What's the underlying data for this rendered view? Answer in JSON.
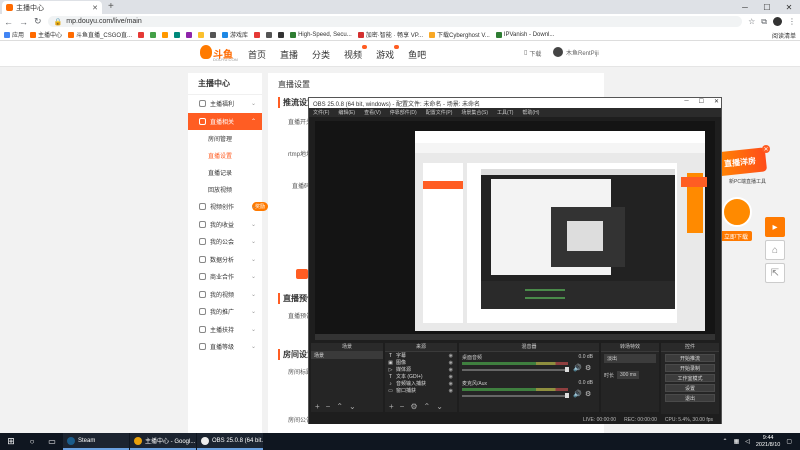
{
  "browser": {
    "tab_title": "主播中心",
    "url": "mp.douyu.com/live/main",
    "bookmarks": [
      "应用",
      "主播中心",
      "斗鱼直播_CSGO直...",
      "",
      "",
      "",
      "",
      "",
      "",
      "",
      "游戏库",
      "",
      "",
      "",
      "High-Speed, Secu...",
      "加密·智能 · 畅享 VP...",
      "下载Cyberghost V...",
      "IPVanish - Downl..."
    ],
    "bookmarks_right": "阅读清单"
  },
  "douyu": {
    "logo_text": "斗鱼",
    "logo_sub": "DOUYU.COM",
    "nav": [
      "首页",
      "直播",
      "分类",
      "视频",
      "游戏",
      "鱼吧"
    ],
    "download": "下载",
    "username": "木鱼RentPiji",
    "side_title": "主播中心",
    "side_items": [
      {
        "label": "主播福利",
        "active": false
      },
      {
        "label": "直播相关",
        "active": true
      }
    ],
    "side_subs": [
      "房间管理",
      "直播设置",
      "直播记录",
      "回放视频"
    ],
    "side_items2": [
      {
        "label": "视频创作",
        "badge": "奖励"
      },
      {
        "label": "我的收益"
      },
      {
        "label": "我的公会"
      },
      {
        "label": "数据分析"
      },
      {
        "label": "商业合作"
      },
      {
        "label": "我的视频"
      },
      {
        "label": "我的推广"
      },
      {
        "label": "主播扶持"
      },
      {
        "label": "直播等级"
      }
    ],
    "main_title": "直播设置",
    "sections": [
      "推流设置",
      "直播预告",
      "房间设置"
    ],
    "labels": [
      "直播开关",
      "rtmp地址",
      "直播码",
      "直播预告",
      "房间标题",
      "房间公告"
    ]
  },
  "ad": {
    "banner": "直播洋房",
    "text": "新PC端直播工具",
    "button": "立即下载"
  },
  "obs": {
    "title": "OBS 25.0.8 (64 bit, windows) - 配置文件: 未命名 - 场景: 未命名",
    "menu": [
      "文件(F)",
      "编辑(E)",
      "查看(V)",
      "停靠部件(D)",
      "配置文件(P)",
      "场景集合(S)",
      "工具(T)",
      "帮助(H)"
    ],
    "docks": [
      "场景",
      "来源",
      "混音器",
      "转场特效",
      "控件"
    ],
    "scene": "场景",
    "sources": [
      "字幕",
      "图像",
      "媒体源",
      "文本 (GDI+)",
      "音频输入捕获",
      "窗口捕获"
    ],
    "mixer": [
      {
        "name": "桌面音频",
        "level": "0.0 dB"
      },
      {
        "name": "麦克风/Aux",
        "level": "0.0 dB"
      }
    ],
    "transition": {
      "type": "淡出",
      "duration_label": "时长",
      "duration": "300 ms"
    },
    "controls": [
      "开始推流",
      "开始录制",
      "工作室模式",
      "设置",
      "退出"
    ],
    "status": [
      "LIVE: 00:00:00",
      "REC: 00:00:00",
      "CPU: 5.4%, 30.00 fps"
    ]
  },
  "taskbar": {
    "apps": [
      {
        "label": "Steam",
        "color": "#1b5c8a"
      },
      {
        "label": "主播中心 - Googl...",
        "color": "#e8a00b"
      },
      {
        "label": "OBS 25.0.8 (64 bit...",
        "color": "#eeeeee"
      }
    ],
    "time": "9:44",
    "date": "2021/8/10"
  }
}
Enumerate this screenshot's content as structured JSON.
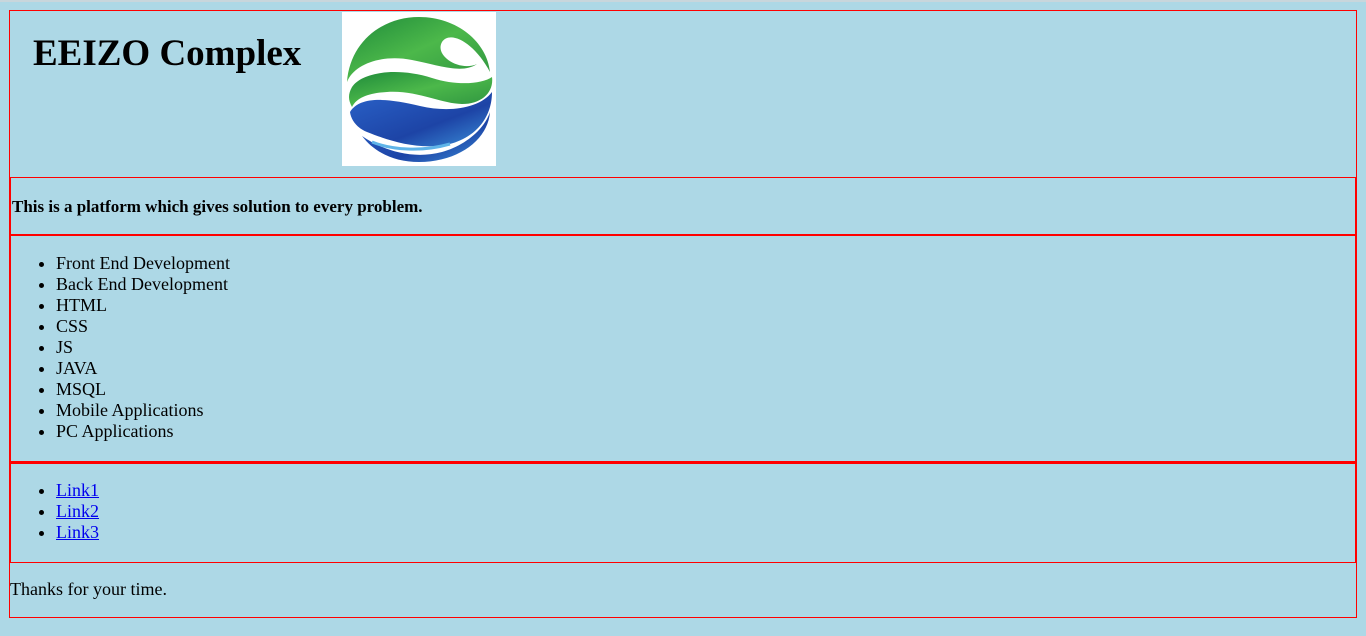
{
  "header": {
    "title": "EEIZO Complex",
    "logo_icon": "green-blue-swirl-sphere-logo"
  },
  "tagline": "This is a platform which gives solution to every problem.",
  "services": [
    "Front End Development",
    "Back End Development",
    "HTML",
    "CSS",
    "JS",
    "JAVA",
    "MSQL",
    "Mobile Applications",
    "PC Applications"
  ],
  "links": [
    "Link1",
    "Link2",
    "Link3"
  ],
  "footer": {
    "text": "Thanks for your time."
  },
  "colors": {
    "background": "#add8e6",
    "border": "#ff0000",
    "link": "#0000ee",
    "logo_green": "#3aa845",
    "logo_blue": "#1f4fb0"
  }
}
****************
Omit the pictures and write out the lines above from the one with "Enumerate this screenshot's" through the last, unchanged.

THE RESULT:
Enumerate this screenshot's content as structured JSON.
{
  "header": {
    "title": "EEIZO Complex",
    "logo_icon": "green-blue-swirl-sphere-logo"
  },
  "tagline": "This is a platform which gives solution to every problem.",
  "services": [
    "Front End Development",
    "Back End Development",
    "HTML",
    "CSS",
    "JS",
    "JAVA",
    "MSQL",
    "Mobile Applications",
    "PC Applications"
  ],
  "links": [
    "Link1",
    "Link2",
    "Link3"
  ],
  "footer": {
    "text": "Thanks for your time."
  },
  "colors": {
    "background": "#add8e6",
    "border": "#ff0000",
    "link": "#0000ee",
    "logo_green": "#3aa845",
    "logo_blue": "#1f4fb0"
  }
}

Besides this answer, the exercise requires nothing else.